-- start of INPUT MATERIAL --

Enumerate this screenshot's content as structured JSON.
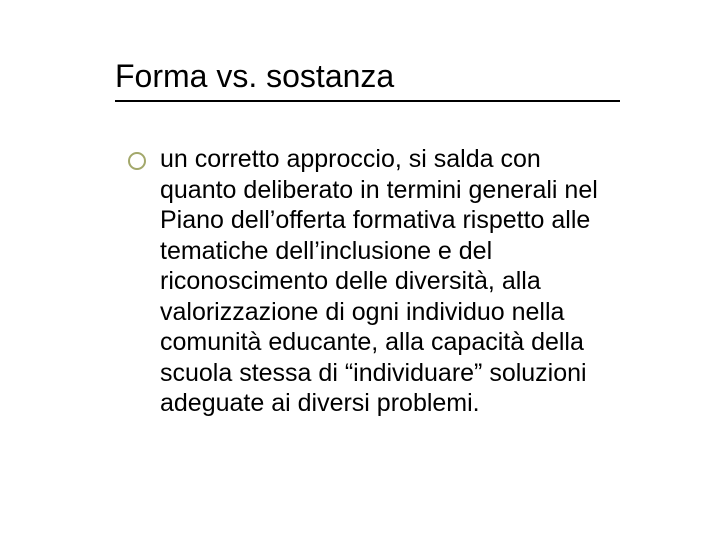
{
  "slide": {
    "title": "Forma vs. sostanza",
    "title_fontsize": 32,
    "title_color": "#000000",
    "underline_color": "#000000",
    "bullet_border_color": "#a3a86b",
    "background_color": "#ffffff",
    "body_fontsize": 25,
    "body_color": "#000000",
    "bullets": [
      {
        "text": "un corretto approccio, si salda con quanto deliberato in termini generali nel Piano dell’offerta formativa rispetto alle tematiche dell’inclusione e del riconoscimento delle diversità, alla valorizzazione di ogni individuo nella comunità educante, alla capacità della scuola stessa di “individuare” soluzioni adeguate ai diversi problemi."
      }
    ]
  }
}
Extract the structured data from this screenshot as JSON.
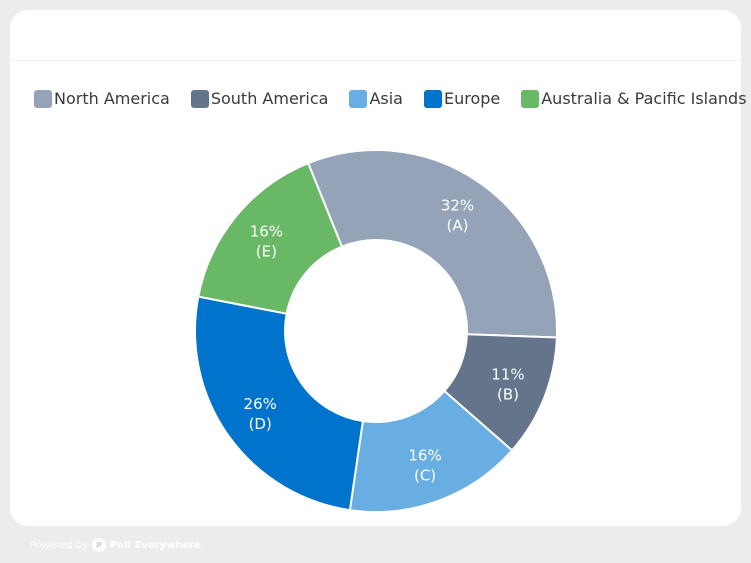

-- end of INPUT MATERIAL --

SET EXERCISE: Images must not appear in the copy; reproduce everything else in the records verbatim.

TASK SOLUTION:
Enumerate this screenshot's content as structured JSON.
{
  "slide": {
    "title": "Forma vs. sostanza",
    "title_fontsize": 32,
    "title_color": "#000000",
    "underline_color": "#000000",
    "bullet_border_color": "#a3a86b",
    "background_color": "#ffffff",
    "body_fontsize": 25,
    "body_color": "#000000",
    "bullets": [
      {
        "text": "un corretto approccio, si salda con quanto deliberato in termini generali nel Piano dell’offerta formativa rispetto alle tematiche dell’inclusione e del riconoscimento delle diversità, alla valorizzazione di ogni individuo nella comunità educante, alla capacità della scuola stessa di “individuare” soluzioni adeguate ai diversi problemi."
      }
    ]
  }
}
Extract the structured data from this screenshot as JSON.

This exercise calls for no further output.